▶ **Set task**:
Copy out every line in the entries below that includes "SRMTID".

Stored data
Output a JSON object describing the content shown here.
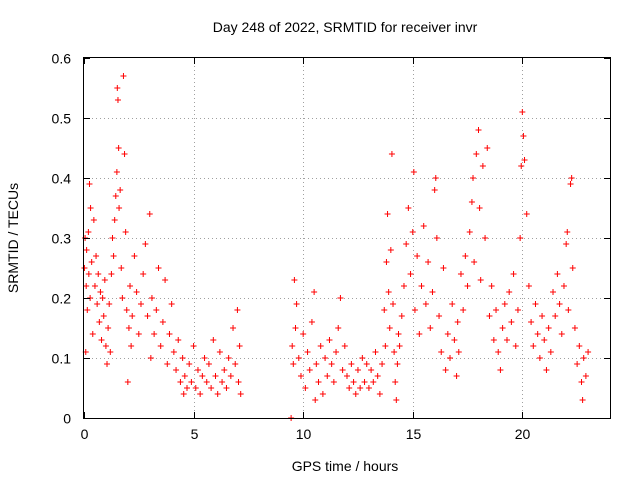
{
  "chart_data": {
    "type": "scatter",
    "title": "Day 248 of 2022, SRMTID for receiver invr",
    "xlabel": "GPS time / hours",
    "ylabel": "SRMTID / TECUs",
    "xlim": [
      0,
      24
    ],
    "ylim": [
      0,
      0.6
    ],
    "xticks": [
      0,
      5,
      10,
      15,
      20
    ],
    "yticks": [
      0,
      0.1,
      0.2,
      0.3,
      0.4,
      0.5,
      0.6
    ],
    "xtick_labels": [
      "0",
      "5",
      "10",
      "15",
      "20"
    ],
    "ytick_labels": [
      "0",
      "0.1",
      "0.2",
      "0.3",
      "0.4",
      "0.5",
      "0.6"
    ],
    "grid": true,
    "marker": "+",
    "color": "#ff0000",
    "series": [
      {
        "name": "SRMTID",
        "values": [
          [
            0.02,
            0.25
          ],
          [
            0.05,
            0.3
          ],
          [
            0.08,
            0.11
          ],
          [
            0.1,
            0.22
          ],
          [
            0.12,
            0.28
          ],
          [
            0.15,
            0.18
          ],
          [
            0.2,
            0.31
          ],
          [
            0.22,
            0.24
          ],
          [
            0.25,
            0.39
          ],
          [
            0.28,
            0.2
          ],
          [
            0.3,
            0.35
          ],
          [
            0.35,
            0.26
          ],
          [
            0.4,
            0.14
          ],
          [
            0.45,
            0.33
          ],
          [
            0.5,
            0.22
          ],
          [
            0.55,
            0.27
          ],
          [
            0.6,
            0.19
          ],
          [
            0.65,
            0.24
          ],
          [
            0.7,
            0.16
          ],
          [
            0.75,
            0.21
          ],
          [
            0.8,
            0.13
          ],
          [
            0.85,
            0.2
          ],
          [
            0.9,
            0.17
          ],
          [
            0.95,
            0.23
          ],
          [
            1.0,
            0.12
          ],
          [
            1.05,
            0.09
          ],
          [
            1.1,
            0.15
          ],
          [
            1.15,
            0.19
          ],
          [
            1.2,
            0.11
          ],
          [
            1.25,
            0.24
          ],
          [
            1.3,
            0.3
          ],
          [
            1.35,
            0.27
          ],
          [
            1.4,
            0.33
          ],
          [
            1.45,
            0.37
          ],
          [
            1.5,
            0.41
          ],
          [
            1.52,
            0.55
          ],
          [
            1.55,
            0.53
          ],
          [
            1.58,
            0.45
          ],
          [
            1.6,
            0.35
          ],
          [
            1.65,
            0.38
          ],
          [
            1.7,
            0.25
          ],
          [
            1.75,
            0.2
          ],
          [
            1.8,
            0.57
          ],
          [
            1.85,
            0.44
          ],
          [
            1.9,
            0.31
          ],
          [
            1.95,
            0.18
          ],
          [
            2.0,
            0.06
          ],
          [
            2.05,
            0.15
          ],
          [
            2.1,
            0.22
          ],
          [
            2.15,
            0.12
          ],
          [
            2.2,
            0.17
          ],
          [
            2.3,
            0.27
          ],
          [
            2.4,
            0.21
          ],
          [
            2.5,
            0.14
          ],
          [
            2.6,
            0.19
          ],
          [
            2.7,
            0.24
          ],
          [
            2.8,
            0.29
          ],
          [
            2.9,
            0.17
          ],
          [
            3.0,
            0.34
          ],
          [
            3.05,
            0.1
          ],
          [
            3.1,
            0.2
          ],
          [
            3.2,
            0.14
          ],
          [
            3.3,
            0.18
          ],
          [
            3.4,
            0.25
          ],
          [
            3.5,
            0.12
          ],
          [
            3.6,
            0.16
          ],
          [
            3.7,
            0.23
          ],
          [
            3.8,
            0.09
          ],
          [
            3.9,
            0.14
          ],
          [
            4.0,
            0.19
          ],
          [
            4.1,
            0.11
          ],
          [
            4.2,
            0.08
          ],
          [
            4.3,
            0.13
          ],
          [
            4.4,
            0.06
          ],
          [
            4.5,
            0.1
          ],
          [
            4.55,
            0.04
          ],
          [
            4.6,
            0.07
          ],
          [
            4.7,
            0.05
          ],
          [
            4.8,
            0.09
          ],
          [
            4.9,
            0.06
          ],
          [
            5.0,
            0.12
          ],
          [
            5.1,
            0.05
          ],
          [
            5.2,
            0.08
          ],
          [
            5.3,
            0.04
          ],
          [
            5.4,
            0.07
          ],
          [
            5.5,
            0.1
          ],
          [
            5.6,
            0.06
          ],
          [
            5.7,
            0.09
          ],
          [
            5.8,
            0.05
          ],
          [
            5.9,
            0.13
          ],
          [
            6.0,
            0.07
          ],
          [
            6.1,
            0.04
          ],
          [
            6.2,
            0.11
          ],
          [
            6.3,
            0.06
          ],
          [
            6.4,
            0.08
          ],
          [
            6.5,
            0.05
          ],
          [
            6.6,
            0.1
          ],
          [
            6.7,
            0.07
          ],
          [
            6.8,
            0.15
          ],
          [
            6.9,
            0.09
          ],
          [
            7.0,
            0.18
          ],
          [
            7.05,
            0.06
          ],
          [
            7.1,
            0.12
          ],
          [
            7.15,
            0.04
          ],
          [
            9.45,
            0.0
          ],
          [
            9.5,
            0.12
          ],
          [
            9.55,
            0.09
          ],
          [
            9.6,
            0.23
          ],
          [
            9.65,
            0.15
          ],
          [
            9.7,
            0.19
          ],
          [
            9.8,
            0.1
          ],
          [
            9.9,
            0.07
          ],
          [
            10.0,
            0.14
          ],
          [
            10.1,
            0.05
          ],
          [
            10.2,
            0.11
          ],
          [
            10.3,
            0.08
          ],
          [
            10.4,
            0.16
          ],
          [
            10.5,
            0.21
          ],
          [
            10.55,
            0.03
          ],
          [
            10.6,
            0.09
          ],
          [
            10.7,
            0.06
          ],
          [
            10.8,
            0.12
          ],
          [
            10.9,
            0.04
          ],
          [
            11.0,
            0.1
          ],
          [
            11.1,
            0.07
          ],
          [
            11.2,
            0.13
          ],
          [
            11.3,
            0.09
          ],
          [
            11.4,
            0.06
          ],
          [
            11.5,
            0.11
          ],
          [
            11.6,
            0.15
          ],
          [
            11.7,
            0.2
          ],
          [
            11.8,
            0.08
          ],
          [
            11.9,
            0.12
          ],
          [
            12.0,
            0.07
          ],
          [
            12.1,
            0.05
          ],
          [
            12.2,
            0.09
          ],
          [
            12.3,
            0.06
          ],
          [
            12.4,
            0.04
          ],
          [
            12.5,
            0.08
          ],
          [
            12.6,
            0.05
          ],
          [
            12.7,
            0.1
          ],
          [
            12.8,
            0.06
          ],
          [
            12.9,
            0.09
          ],
          [
            13.0,
            0.05
          ],
          [
            13.1,
            0.08
          ],
          [
            13.2,
            0.06
          ],
          [
            13.3,
            0.11
          ],
          [
            13.4,
            0.07
          ],
          [
            13.5,
            0.04
          ],
          [
            13.6,
            0.09
          ],
          [
            13.7,
            0.18
          ],
          [
            13.75,
            0.12
          ],
          [
            13.8,
            0.26
          ],
          [
            13.85,
            0.34
          ],
          [
            13.9,
            0.21
          ],
          [
            13.95,
            0.15
          ],
          [
            14.0,
            0.28
          ],
          [
            14.05,
            0.44
          ],
          [
            14.1,
            0.19
          ],
          [
            14.15,
            0.11
          ],
          [
            14.2,
            0.06
          ],
          [
            14.25,
            0.03
          ],
          [
            14.3,
            0.09
          ],
          [
            14.35,
            0.14
          ],
          [
            14.4,
            0.12
          ],
          [
            14.5,
            0.17
          ],
          [
            14.6,
            0.22
          ],
          [
            14.7,
            0.29
          ],
          [
            14.8,
            0.35
          ],
          [
            14.9,
            0.24
          ],
          [
            15.0,
            0.31
          ],
          [
            15.05,
            0.41
          ],
          [
            15.1,
            0.18
          ],
          [
            15.2,
            0.27
          ],
          [
            15.3,
            0.14
          ],
          [
            15.4,
            0.22
          ],
          [
            15.5,
            0.32
          ],
          [
            15.6,
            0.19
          ],
          [
            15.7,
            0.26
          ],
          [
            15.8,
            0.15
          ],
          [
            15.9,
            0.21
          ],
          [
            16.0,
            0.38
          ],
          [
            16.05,
            0.4
          ],
          [
            16.1,
            0.3
          ],
          [
            16.2,
            0.17
          ],
          [
            16.3,
            0.11
          ],
          [
            16.4,
            0.25
          ],
          [
            16.5,
            0.08
          ],
          [
            16.6,
            0.14
          ],
          [
            16.7,
            0.1
          ],
          [
            16.8,
            0.19
          ],
          [
            16.9,
            0.13
          ],
          [
            17.0,
            0.07
          ],
          [
            17.05,
            0.16
          ],
          [
            17.1,
            0.11
          ],
          [
            17.2,
            0.24
          ],
          [
            17.3,
            0.18
          ],
          [
            17.4,
            0.27
          ],
          [
            17.5,
            0.22
          ],
          [
            17.6,
            0.31
          ],
          [
            17.7,
            0.36
          ],
          [
            17.75,
            0.4
          ],
          [
            17.8,
            0.26
          ],
          [
            17.9,
            0.44
          ],
          [
            18.0,
            0.48
          ],
          [
            18.05,
            0.35
          ],
          [
            18.1,
            0.23
          ],
          [
            18.2,
            0.42
          ],
          [
            18.3,
            0.3
          ],
          [
            18.4,
            0.45
          ],
          [
            18.5,
            0.17
          ],
          [
            18.6,
            0.22
          ],
          [
            18.7,
            0.13
          ],
          [
            18.8,
            0.18
          ],
          [
            18.9,
            0.11
          ],
          [
            19.0,
            0.08
          ],
          [
            19.1,
            0.15
          ],
          [
            19.2,
            0.19
          ],
          [
            19.3,
            0.13
          ],
          [
            19.4,
            0.21
          ],
          [
            19.5,
            0.16
          ],
          [
            19.6,
            0.24
          ],
          [
            19.7,
            0.12
          ],
          [
            19.8,
            0.18
          ],
          [
            19.9,
            0.3
          ],
          [
            19.95,
            0.42
          ],
          [
            20.0,
            0.51
          ],
          [
            20.05,
            0.47
          ],
          [
            20.1,
            0.43
          ],
          [
            20.2,
            0.34
          ],
          [
            20.3,
            0.22
          ],
          [
            20.4,
            0.16
          ],
          [
            20.5,
            0.12
          ],
          [
            20.6,
            0.19
          ],
          [
            20.7,
            0.14
          ],
          [
            20.8,
            0.1
          ],
          [
            20.9,
            0.17
          ],
          [
            21.0,
            0.13
          ],
          [
            21.1,
            0.08
          ],
          [
            21.2,
            0.15
          ],
          [
            21.3,
            0.11
          ],
          [
            21.4,
            0.21
          ],
          [
            21.5,
            0.17
          ],
          [
            21.6,
            0.24
          ],
          [
            21.7,
            0.19
          ],
          [
            21.8,
            0.14
          ],
          [
            21.9,
            0.22
          ],
          [
            22.0,
            0.29
          ],
          [
            22.05,
            0.31
          ],
          [
            22.1,
            0.18
          ],
          [
            22.2,
            0.39
          ],
          [
            22.25,
            0.4
          ],
          [
            22.3,
            0.25
          ],
          [
            22.4,
            0.15
          ],
          [
            22.5,
            0.09
          ],
          [
            22.6,
            0.12
          ],
          [
            22.7,
            0.06
          ],
          [
            22.75,
            0.03
          ],
          [
            22.8,
            0.1
          ],
          [
            22.9,
            0.07
          ],
          [
            23.0,
            0.11
          ]
        ]
      }
    ]
  }
}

▶ **Correct output**:
    "title": "Day 248 of 2022, SRMTID for receiver invr",
    "ylabel": "SRMTID / TECUs",
        "name": "SRMTID",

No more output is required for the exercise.